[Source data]
◆ ◆ ◆
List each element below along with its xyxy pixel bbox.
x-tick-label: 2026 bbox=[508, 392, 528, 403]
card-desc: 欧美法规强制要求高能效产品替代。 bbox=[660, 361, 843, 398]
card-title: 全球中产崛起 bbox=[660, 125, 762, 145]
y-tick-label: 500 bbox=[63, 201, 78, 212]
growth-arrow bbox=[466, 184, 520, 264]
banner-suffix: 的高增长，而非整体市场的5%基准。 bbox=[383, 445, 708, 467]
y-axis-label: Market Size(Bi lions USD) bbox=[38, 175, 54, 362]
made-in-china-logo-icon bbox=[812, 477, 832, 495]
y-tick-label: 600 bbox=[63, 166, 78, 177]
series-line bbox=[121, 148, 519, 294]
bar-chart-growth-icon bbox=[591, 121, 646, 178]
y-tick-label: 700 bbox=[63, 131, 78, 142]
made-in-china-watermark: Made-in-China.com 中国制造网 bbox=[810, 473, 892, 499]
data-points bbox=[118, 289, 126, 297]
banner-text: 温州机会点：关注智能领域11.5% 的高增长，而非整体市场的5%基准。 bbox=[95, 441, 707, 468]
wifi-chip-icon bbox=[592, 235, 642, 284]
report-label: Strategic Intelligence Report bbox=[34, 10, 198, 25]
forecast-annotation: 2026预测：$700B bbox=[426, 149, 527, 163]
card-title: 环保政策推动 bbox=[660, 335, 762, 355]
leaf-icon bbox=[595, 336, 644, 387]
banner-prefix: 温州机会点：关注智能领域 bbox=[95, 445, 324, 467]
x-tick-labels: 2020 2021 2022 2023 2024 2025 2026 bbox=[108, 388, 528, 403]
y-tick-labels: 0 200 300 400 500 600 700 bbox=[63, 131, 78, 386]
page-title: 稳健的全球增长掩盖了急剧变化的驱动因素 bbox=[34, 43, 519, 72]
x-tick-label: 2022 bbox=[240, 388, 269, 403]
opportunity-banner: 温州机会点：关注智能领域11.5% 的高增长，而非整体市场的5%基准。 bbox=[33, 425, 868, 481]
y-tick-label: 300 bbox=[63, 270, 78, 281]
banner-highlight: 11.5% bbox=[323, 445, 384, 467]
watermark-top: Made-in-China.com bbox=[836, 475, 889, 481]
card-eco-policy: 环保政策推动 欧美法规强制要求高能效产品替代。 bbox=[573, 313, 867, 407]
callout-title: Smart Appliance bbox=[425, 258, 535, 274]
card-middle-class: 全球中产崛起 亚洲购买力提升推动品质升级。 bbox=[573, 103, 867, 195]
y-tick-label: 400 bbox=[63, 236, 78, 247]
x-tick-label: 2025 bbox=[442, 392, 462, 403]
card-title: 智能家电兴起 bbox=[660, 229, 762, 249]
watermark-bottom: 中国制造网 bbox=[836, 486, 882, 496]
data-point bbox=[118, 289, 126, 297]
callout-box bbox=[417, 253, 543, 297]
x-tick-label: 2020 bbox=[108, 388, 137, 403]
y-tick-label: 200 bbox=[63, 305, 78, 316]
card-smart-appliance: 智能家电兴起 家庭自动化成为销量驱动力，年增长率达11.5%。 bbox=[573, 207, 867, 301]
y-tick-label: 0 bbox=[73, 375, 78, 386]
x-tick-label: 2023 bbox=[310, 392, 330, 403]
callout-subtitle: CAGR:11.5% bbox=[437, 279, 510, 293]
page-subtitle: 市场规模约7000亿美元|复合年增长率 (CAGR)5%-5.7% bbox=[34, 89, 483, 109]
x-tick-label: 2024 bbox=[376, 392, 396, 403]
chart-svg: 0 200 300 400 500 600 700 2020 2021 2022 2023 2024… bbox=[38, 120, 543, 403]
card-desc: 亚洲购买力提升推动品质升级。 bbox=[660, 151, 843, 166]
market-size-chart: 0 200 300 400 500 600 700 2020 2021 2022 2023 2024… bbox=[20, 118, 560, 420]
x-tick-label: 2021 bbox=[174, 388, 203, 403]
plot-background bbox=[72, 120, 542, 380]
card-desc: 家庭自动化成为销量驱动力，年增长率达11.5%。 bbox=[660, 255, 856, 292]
◆ ◆ ◆
Copy every line of the items above without changing a single character.

List each element below along with its xyxy pixel bbox.
x-tick-label: 2026 bbox=[508, 392, 528, 403]
card-desc: 欧美法规强制要求高能效产品替代。 bbox=[660, 361, 843, 398]
card-title: 全球中产崛起 bbox=[660, 125, 762, 145]
y-tick-label: 500 bbox=[63, 201, 78, 212]
growth-arrow bbox=[466, 184, 520, 264]
banner-suffix: 的高增长，而非整体市场的5%基准。 bbox=[383, 445, 708, 467]
y-axis-label: Market Size(Bi lions USD) bbox=[38, 175, 54, 362]
made-in-china-logo-icon bbox=[812, 477, 832, 495]
y-tick-label: 600 bbox=[63, 166, 78, 177]
series-line bbox=[121, 148, 519, 294]
bar-chart-growth-icon bbox=[591, 121, 646, 178]
y-tick-label: 700 bbox=[63, 131, 78, 142]
made-in-china-watermark: Made-in-China.com 中国制造网 bbox=[810, 473, 892, 499]
data-points bbox=[118, 289, 126, 297]
banner-text: 温州机会点：关注智能领域11.5% 的高增长，而非整体市场的5%基准。 bbox=[95, 441, 707, 468]
wifi-chip-icon bbox=[592, 235, 642, 284]
report-label: Strategic Intelligence Report bbox=[34, 10, 198, 25]
forecast-annotation: 2026预测：$700B bbox=[426, 149, 527, 163]
card-title: 环保政策推动 bbox=[660, 335, 762, 355]
leaf-icon bbox=[595, 336, 644, 387]
banner-prefix: 温州机会点：关注智能领域 bbox=[95, 445, 324, 467]
x-tick-labels: 2020 2021 2022 2023 2024 2025 2026 bbox=[108, 388, 528, 403]
y-tick-labels: 0 200 300 400 500 600 700 bbox=[63, 131, 78, 386]
page-title: 稳健的全球增长掩盖了急剧变化的驱动因素 bbox=[34, 43, 519, 72]
x-tick-label: 2022 bbox=[240, 388, 269, 403]
opportunity-banner: 温州机会点：关注智能领域11.5% 的高增长，而非整体市场的5%基准。 bbox=[33, 425, 868, 481]
y-tick-label: 300 bbox=[63, 270, 78, 281]
banner-highlight: 11.5% bbox=[323, 445, 384, 467]
watermark-top: Made-in-China.com bbox=[836, 475, 889, 481]
card-eco-policy: 环保政策推动 欧美法规强制要求高能效产品替代。 bbox=[573, 313, 867, 407]
callout-title: Smart Appliance bbox=[425, 258, 535, 274]
card-middle-class: 全球中产崛起 亚洲购买力提升推动品质升级。 bbox=[573, 103, 867, 195]
y-tick-label: 400 bbox=[63, 236, 78, 247]
x-tick-label: 2025 bbox=[442, 392, 462, 403]
card-title: 智能家电兴起 bbox=[660, 229, 762, 249]
watermark-bottom: 中国制造网 bbox=[836, 486, 882, 496]
data-point bbox=[118, 289, 126, 297]
callout-box bbox=[417, 253, 543, 297]
x-tick-label: 2020 bbox=[108, 388, 137, 403]
y-tick-label: 200 bbox=[63, 305, 78, 316]
card-smart-appliance: 智能家电兴起 家庭自动化成为销量驱动力，年增长率达11.5%。 bbox=[573, 207, 867, 301]
y-tick-label: 0 bbox=[73, 375, 78, 386]
x-tick-label: 2023 bbox=[310, 392, 330, 403]
callout-subtitle: CAGR:11.5% bbox=[437, 279, 510, 293]
page-subtitle: 市场规模约7000亿美元|复合年增长率 (CAGR)5%-5.7% bbox=[34, 89, 483, 109]
x-tick-label: 2024 bbox=[376, 392, 396, 403]
chart-svg: 0 200 300 400 500 600 700 2020 2021 2022 2023 2024… bbox=[38, 120, 543, 403]
card-desc: 亚洲购买力提升推动品质升级。 bbox=[660, 151, 843, 166]
market-size-chart: 0 200 300 400 500 600 700 2020 2021 2022 2023 2024… bbox=[20, 118, 560, 420]
x-tick-label: 2021 bbox=[174, 388, 203, 403]
plot-background bbox=[72, 120, 542, 380]
card-desc: 家庭自动化成为销量驱动力，年增长率达11.5%。 bbox=[660, 255, 856, 292]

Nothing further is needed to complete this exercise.